> **Given data**
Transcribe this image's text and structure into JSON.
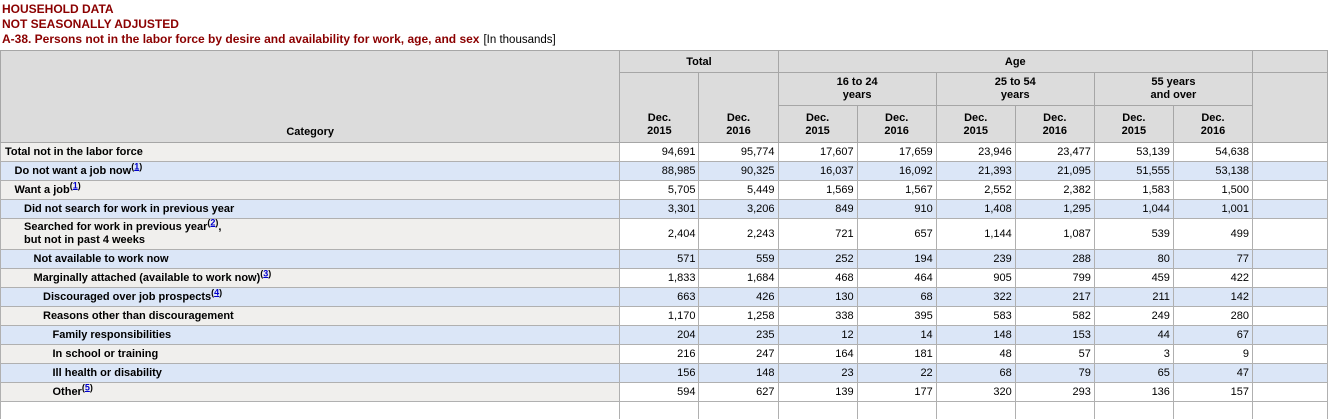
{
  "title": {
    "line1": "HOUSEHOLD DATA",
    "line2": "NOT SEASONALLY ADJUSTED",
    "line3": "A-38. Persons not in the labor force by desire and availability for work, age, and sex",
    "line3_suffix": "[In thousands]"
  },
  "colors": {
    "title_maroon": "#8b0000",
    "header_gray": "#dcdcdc",
    "row_blue": "#dbe6f7",
    "row_gray": "#f0efed",
    "footnote_link_blue": "#0000cc",
    "border_gray": "#a6a6a6"
  },
  "table": {
    "header": {
      "category_label": "Category",
      "total_label": "Total",
      "age_label": "Age",
      "age_groups": [
        {
          "line1": "16 to 24",
          "line2": "years"
        },
        {
          "line1": "25 to 54",
          "line2": "years"
        },
        {
          "line1": "55 years",
          "line2": "and over"
        }
      ],
      "periods": [
        {
          "month": "Dec.",
          "year": "2015"
        },
        {
          "month": "Dec.",
          "year": "2016"
        }
      ]
    },
    "rows": [
      {
        "label": "Total not in the labor force",
        "indent": 0,
        "footnote": null,
        "values": [
          "94,691",
          "95,774",
          "17,607",
          "17,659",
          "23,946",
          "23,477",
          "53,139",
          "54,638"
        ]
      },
      {
        "label": "Do not want a job now",
        "indent": 1,
        "footnote": "1",
        "values": [
          "88,985",
          "90,325",
          "16,037",
          "16,092",
          "21,393",
          "21,095",
          "51,555",
          "53,138"
        ]
      },
      {
        "label": "Want a job",
        "indent": 1,
        "footnote": "1",
        "values": [
          "5,705",
          "5,449",
          "1,569",
          "1,567",
          "2,552",
          "2,382",
          "1,583",
          "1,500"
        ]
      },
      {
        "label": "Did not search for work in previous year",
        "indent": 2,
        "footnote": null,
        "values": [
          "3,301",
          "3,206",
          "849",
          "910",
          "1,408",
          "1,295",
          "1,044",
          "1,001"
        ]
      },
      {
        "label": "Searched for work in previous year",
        "indent": 2,
        "footnote": "2",
        "suffix": ",",
        "label2": "but not in past 4 weeks",
        "values": [
          "2,404",
          "2,243",
          "721",
          "657",
          "1,144",
          "1,087",
          "539",
          "499"
        ]
      },
      {
        "label": "Not available to work now",
        "indent": 3,
        "footnote": null,
        "values": [
          "571",
          "559",
          "252",
          "194",
          "239",
          "288",
          "80",
          "77"
        ]
      },
      {
        "label": "Marginally attached (available to work now)",
        "indent": 3,
        "footnote": "3",
        "values": [
          "1,833",
          "1,684",
          "468",
          "464",
          "905",
          "799",
          "459",
          "422"
        ]
      },
      {
        "label": "Discouraged over job prospects",
        "indent": 4,
        "footnote": "4",
        "values": [
          "663",
          "426",
          "130",
          "68",
          "322",
          "217",
          "211",
          "142"
        ]
      },
      {
        "label": "Reasons other than discouragement",
        "indent": 4,
        "footnote": null,
        "values": [
          "1,170",
          "1,258",
          "338",
          "395",
          "583",
          "582",
          "249",
          "280"
        ]
      },
      {
        "label": "Family responsibilities",
        "indent": 5,
        "footnote": null,
        "values": [
          "204",
          "235",
          "12",
          "14",
          "148",
          "153",
          "44",
          "67"
        ]
      },
      {
        "label": "In school or training",
        "indent": 5,
        "footnote": null,
        "values": [
          "216",
          "247",
          "164",
          "181",
          "48",
          "57",
          "3",
          "9"
        ]
      },
      {
        "label": "Ill health or disability",
        "indent": 5,
        "footnote": null,
        "values": [
          "156",
          "148",
          "23",
          "22",
          "68",
          "79",
          "65",
          "47"
        ]
      },
      {
        "label": "Other",
        "indent": 5,
        "footnote": "5",
        "values": [
          "594",
          "627",
          "139",
          "177",
          "320",
          "293",
          "136",
          "157"
        ]
      }
    ]
  }
}
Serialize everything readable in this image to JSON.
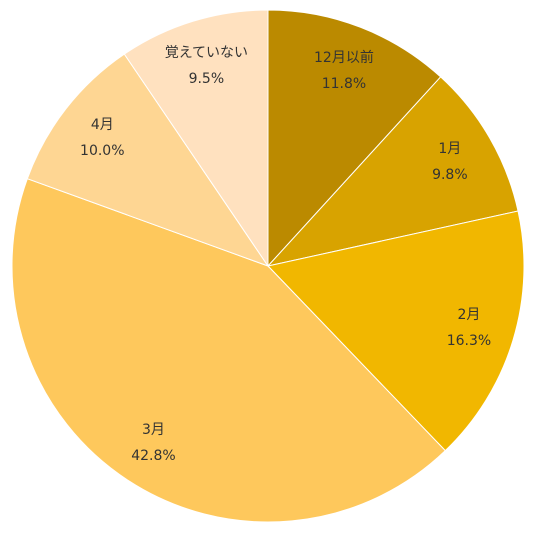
{
  "chart_data": {
    "type": "pie",
    "categories": [
      "12月以前",
      "1月",
      "2月",
      "3月",
      "4月",
      "覚えていない"
    ],
    "values": [
      11.8,
      9.8,
      16.3,
      42.8,
      10.0,
      9.5
    ],
    "value_labels": [
      "11.8%",
      "9.8%",
      "16.3%",
      "42.8%",
      "10.0%",
      "9.5%"
    ],
    "colors": [
      "#bb8a00",
      "#d8a300",
      "#f1b700",
      "#fec85c",
      "#fed693",
      "#ffe1bf"
    ]
  }
}
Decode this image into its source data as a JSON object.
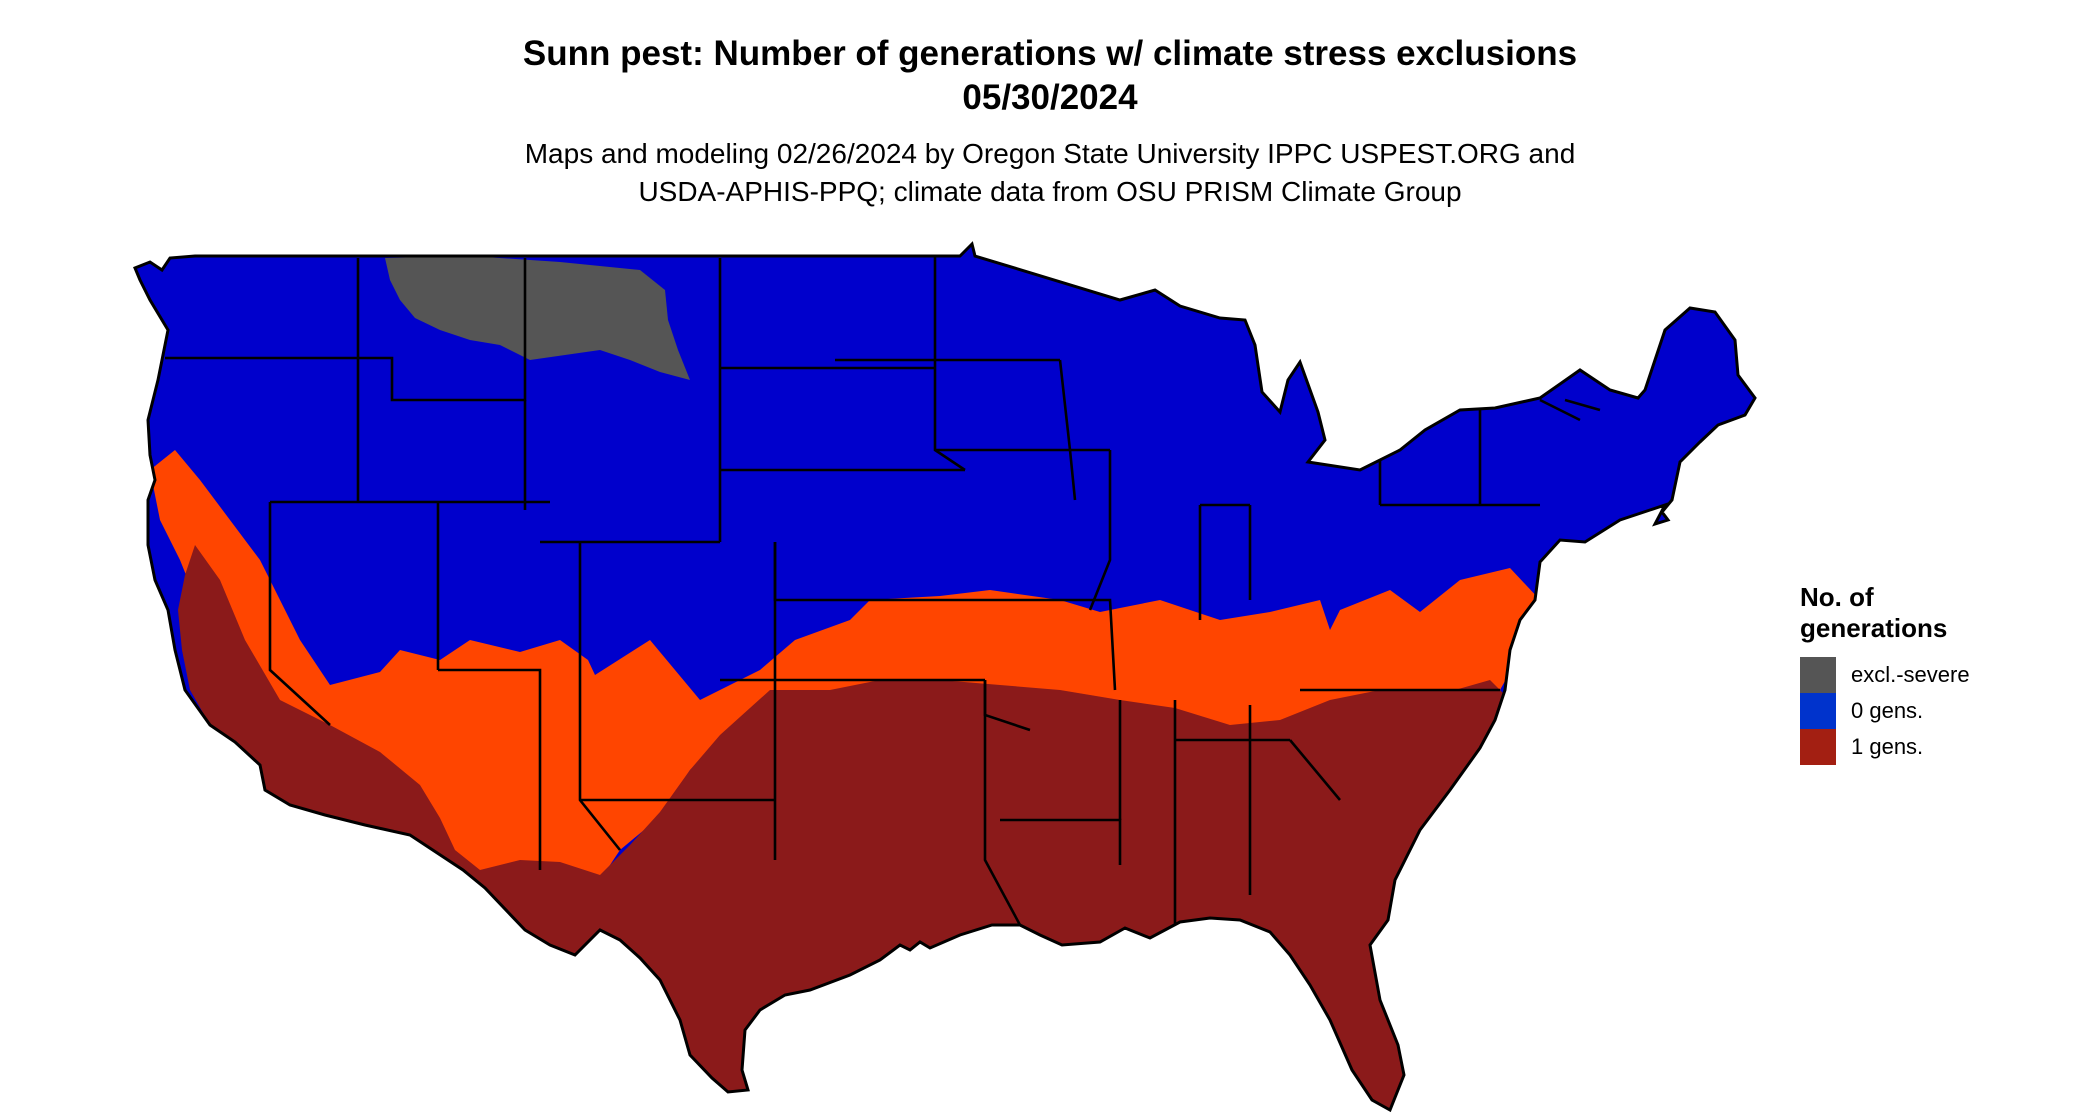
{
  "title": {
    "line1": "Sunn pest: Number of generations w/ climate stress exclusions",
    "line2": "05/30/2024"
  },
  "subtitle": {
    "line1": "Maps and modeling 02/26/2024 by Oregon State University IPPC USPEST.ORG and",
    "line2": "USDA-APHIS-PPQ; climate data from OSU PRISM Climate Group"
  },
  "map": {
    "region": "Contiguous United States",
    "colors": {
      "excluded": "#555555",
      "zero": "#0000CC",
      "transition": "#FF4500",
      "one": "#8B1A1A",
      "border": "#000000"
    }
  },
  "legend": {
    "title_line1": "No. of",
    "title_line2": "generations",
    "items": [
      {
        "label": "excl.-severe",
        "color": "#555555"
      },
      {
        "label": "0 gens.",
        "color": "#0033CC"
      },
      {
        "label": "1 gens.",
        "color": "#A31F12"
      }
    ]
  }
}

> **Short exercise**
Without the pictures, restate each entry exactly.

> **Expected answer**
Transcribe this image's text and structure into JSON.
{
  "title": {
    "line1": "HOUSEHOLD DATA",
    "line2": "NOT SEASONALLY ADJUSTED",
    "line3": "A-38. Persons not in the labor force by desire and availability for work, age, and sex",
    "line3_suffix": "[In thousands]"
  },
  "colors": {
    "title_maroon": "#8b0000",
    "header_gray": "#dcdcdc",
    "row_blue": "#dbe6f7",
    "row_gray": "#f0efed",
    "footnote_link_blue": "#0000cc",
    "border_gray": "#a6a6a6"
  },
  "table": {
    "header": {
      "category_label": "Category",
      "total_label": "Total",
      "age_label": "Age",
      "age_groups": [
        {
          "line1": "16 to 24",
          "line2": "years"
        },
        {
          "line1": "25 to 54",
          "line2": "years"
        },
        {
          "line1": "55 years",
          "line2": "and over"
        }
      ],
      "periods": [
        {
          "month": "Dec.",
          "year": "2015"
        },
        {
          "month": "Dec.",
          "year": "2016"
        }
      ]
    },
    "rows": [
      {
        "label": "Total not in the labor force",
        "indent": 0,
        "footnote": null,
        "values": [
          "94,691",
          "95,774",
          "17,607",
          "17,659",
          "23,946",
          "23,477",
          "53,139",
          "54,638"
        ]
      },
      {
        "label": "Do not want a job now",
        "indent": 1,
        "footnote": "1",
        "values": [
          "88,985",
          "90,325",
          "16,037",
          "16,092",
          "21,393",
          "21,095",
          "51,555",
          "53,138"
        ]
      },
      {
        "label": "Want a job",
        "indent": 1,
        "footnote": "1",
        "values": [
          "5,705",
          "5,449",
          "1,569",
          "1,567",
          "2,552",
          "2,382",
          "1,583",
          "1,500"
        ]
      },
      {
        "label": "Did not search for work in previous year",
        "indent": 2,
        "footnote": null,
        "values": [
          "3,301",
          "3,206",
          "849",
          "910",
          "1,408",
          "1,295",
          "1,044",
          "1,001"
        ]
      },
      {
        "label": "Searched for work in previous year",
        "indent": 2,
        "footnote": "2",
        "suffix": ",",
        "label2": "but not in past 4 weeks",
        "values": [
          "2,404",
          "2,243",
          "721",
          "657",
          "1,144",
          "1,087",
          "539",
          "499"
        ]
      },
      {
        "label": "Not available to work now",
        "indent": 3,
        "footnote": null,
        "values": [
          "571",
          "559",
          "252",
          "194",
          "239",
          "288",
          "80",
          "77"
        ]
      },
      {
        "label": "Marginally attached (available to work now)",
        "indent": 3,
        "footnote": "3",
        "values": [
          "1,833",
          "1,684",
          "468",
          "464",
          "905",
          "799",
          "459",
          "422"
        ]
      },
      {
        "label": "Discouraged over job prospects",
        "indent": 4,
        "footnote": "4",
        "values": [
          "663",
          "426",
          "130",
          "68",
          "322",
          "217",
          "211",
          "142"
        ]
      },
      {
        "label": "Reasons other than discouragement",
        "indent": 4,
        "footnote": null,
        "values": [
          "1,170",
          "1,258",
          "338",
          "395",
          "583",
          "582",
          "249",
          "280"
        ]
      },
      {
        "label": "Family responsibilities",
        "indent": 5,
        "footnote": null,
        "values": [
          "204",
          "235",
          "12",
          "14",
          "148",
          "153",
          "44",
          "67"
        ]
      },
      {
        "label": "In school or training",
        "indent": 5,
        "footnote": null,
        "values": [
          "216",
          "247",
          "164",
          "181",
          "48",
          "57",
          "3",
          "9"
        ]
      },
      {
        "label": "Ill health or disability",
        "indent": 5,
        "footnote": null,
        "values": [
          "156",
          "148",
          "23",
          "22",
          "68",
          "79",
          "65",
          "47"
        ]
      },
      {
        "label": "Other",
        "indent": 5,
        "footnote": "5",
        "values": [
          "594",
          "627",
          "139",
          "177",
          "320",
          "293",
          "136",
          "157"
        ]
      }
    ]
  }
}
Serialize everything readable in this image to JSON.
{
  "chart_data": {
    "type": "pie",
    "categories": [
      "12月以前",
      "1月",
      "2月",
      "3月",
      "4月",
      "覚えていない"
    ],
    "values": [
      11.8,
      9.8,
      16.3,
      42.8,
      10.0,
      9.5
    ],
    "value_labels": [
      "11.8%",
      "9.8%",
      "16.3%",
      "42.8%",
      "10.0%",
      "9.5%"
    ],
    "colors": [
      "#bb8a00",
      "#d8a300",
      "#f1b700",
      "#fec85c",
      "#fed693",
      "#ffe1bf"
    ]
  }
}
Decode this image into its source data as a JSON object.
{
  "title": {
    "line1": "Sunn pest: Number of generations w/ climate stress exclusions",
    "line2": "05/30/2024"
  },
  "subtitle": {
    "line1": "Maps and modeling 02/26/2024 by Oregon State University IPPC USPEST.ORG and",
    "line2": "USDA-APHIS-PPQ; climate data from OSU PRISM Climate Group"
  },
  "map": {
    "region": "Contiguous United States",
    "colors": {
      "excluded": "#555555",
      "zero": "#0000CC",
      "transition": "#FF4500",
      "one": "#8B1A1A",
      "border": "#000000"
    }
  },
  "legend": {
    "title_line1": "No. of",
    "title_line2": "generations",
    "items": [
      {
        "label": "excl.-severe",
        "color": "#555555"
      },
      {
        "label": "0 gens.",
        "color": "#0033CC"
      },
      {
        "label": "1 gens.",
        "color": "#A31F12"
      }
    ]
  }
}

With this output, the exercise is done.